# Exercise aim
Return the lines below that carry the word "spacing".

Records from a data collection

···

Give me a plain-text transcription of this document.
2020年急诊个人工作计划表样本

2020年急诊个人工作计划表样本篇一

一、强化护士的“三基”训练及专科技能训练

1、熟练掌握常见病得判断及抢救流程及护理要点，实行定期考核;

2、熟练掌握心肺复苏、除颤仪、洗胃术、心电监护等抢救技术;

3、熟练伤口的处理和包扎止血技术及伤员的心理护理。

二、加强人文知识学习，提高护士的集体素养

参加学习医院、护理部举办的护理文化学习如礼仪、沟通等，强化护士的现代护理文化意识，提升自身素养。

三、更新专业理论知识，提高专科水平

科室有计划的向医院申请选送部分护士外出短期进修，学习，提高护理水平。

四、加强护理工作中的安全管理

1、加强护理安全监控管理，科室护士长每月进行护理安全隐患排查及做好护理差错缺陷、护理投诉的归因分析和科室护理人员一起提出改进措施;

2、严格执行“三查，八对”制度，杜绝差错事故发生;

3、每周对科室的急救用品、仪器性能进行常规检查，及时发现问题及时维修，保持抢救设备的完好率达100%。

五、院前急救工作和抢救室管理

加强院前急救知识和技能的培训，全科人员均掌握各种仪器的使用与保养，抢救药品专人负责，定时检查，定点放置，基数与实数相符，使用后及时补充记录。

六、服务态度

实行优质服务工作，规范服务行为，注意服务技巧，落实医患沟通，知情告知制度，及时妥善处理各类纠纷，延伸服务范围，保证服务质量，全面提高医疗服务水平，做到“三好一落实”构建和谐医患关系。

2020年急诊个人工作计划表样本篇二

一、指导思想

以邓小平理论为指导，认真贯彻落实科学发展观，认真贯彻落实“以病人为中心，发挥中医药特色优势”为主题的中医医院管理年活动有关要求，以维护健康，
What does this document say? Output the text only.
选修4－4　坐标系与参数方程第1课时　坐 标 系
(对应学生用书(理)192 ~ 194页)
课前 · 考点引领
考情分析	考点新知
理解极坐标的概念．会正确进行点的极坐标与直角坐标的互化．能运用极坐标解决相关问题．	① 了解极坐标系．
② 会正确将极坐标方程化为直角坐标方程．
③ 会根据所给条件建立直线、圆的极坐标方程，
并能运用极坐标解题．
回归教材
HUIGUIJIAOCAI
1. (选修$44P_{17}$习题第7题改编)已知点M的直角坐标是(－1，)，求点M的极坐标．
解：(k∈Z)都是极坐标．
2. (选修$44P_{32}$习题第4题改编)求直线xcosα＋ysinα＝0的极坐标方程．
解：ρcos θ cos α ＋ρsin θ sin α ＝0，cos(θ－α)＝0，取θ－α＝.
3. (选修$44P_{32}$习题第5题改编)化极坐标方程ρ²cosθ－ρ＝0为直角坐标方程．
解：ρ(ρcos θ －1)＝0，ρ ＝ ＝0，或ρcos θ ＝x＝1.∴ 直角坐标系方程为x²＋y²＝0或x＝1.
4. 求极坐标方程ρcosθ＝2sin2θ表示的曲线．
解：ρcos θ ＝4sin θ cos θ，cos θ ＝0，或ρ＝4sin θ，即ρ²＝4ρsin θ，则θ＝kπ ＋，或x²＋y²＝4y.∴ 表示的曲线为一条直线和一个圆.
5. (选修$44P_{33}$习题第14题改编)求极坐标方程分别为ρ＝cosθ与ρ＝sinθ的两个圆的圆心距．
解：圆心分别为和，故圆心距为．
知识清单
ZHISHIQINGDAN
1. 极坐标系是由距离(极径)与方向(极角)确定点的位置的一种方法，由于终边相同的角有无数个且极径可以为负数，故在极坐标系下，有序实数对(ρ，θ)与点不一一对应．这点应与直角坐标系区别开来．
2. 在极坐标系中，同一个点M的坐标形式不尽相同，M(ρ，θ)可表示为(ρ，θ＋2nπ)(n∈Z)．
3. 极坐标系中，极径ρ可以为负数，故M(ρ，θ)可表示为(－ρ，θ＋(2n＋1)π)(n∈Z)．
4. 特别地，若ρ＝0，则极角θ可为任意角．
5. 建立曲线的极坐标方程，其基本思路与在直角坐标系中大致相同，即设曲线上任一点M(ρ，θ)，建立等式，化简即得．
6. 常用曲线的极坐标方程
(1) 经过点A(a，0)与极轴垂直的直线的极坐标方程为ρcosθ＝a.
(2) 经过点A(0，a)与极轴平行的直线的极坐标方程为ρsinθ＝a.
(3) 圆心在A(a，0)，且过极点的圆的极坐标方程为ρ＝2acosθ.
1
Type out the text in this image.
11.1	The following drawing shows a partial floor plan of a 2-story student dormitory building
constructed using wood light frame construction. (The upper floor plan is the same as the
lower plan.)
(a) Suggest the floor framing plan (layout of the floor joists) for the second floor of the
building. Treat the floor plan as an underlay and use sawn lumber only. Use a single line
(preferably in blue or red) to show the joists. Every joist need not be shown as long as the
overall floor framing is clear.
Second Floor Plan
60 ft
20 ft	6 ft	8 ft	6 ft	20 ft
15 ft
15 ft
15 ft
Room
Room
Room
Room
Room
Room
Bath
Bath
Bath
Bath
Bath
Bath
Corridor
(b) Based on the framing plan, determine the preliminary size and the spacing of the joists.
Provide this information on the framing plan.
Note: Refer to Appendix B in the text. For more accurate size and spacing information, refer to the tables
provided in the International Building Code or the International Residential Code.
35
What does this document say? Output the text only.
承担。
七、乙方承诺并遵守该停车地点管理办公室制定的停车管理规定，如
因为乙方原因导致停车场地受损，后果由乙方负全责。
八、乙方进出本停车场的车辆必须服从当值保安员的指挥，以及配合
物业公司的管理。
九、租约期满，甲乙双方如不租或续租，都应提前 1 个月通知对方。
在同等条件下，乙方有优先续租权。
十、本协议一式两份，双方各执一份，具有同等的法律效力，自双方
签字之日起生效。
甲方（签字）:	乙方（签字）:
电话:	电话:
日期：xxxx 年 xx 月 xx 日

···

# Finished exercise
(b) Based on the framing plan, determine the preliminary size and the spacing of the joists.
Note: Refer to Appendix B in the text. For more accurate size and spacing information, refer to the tables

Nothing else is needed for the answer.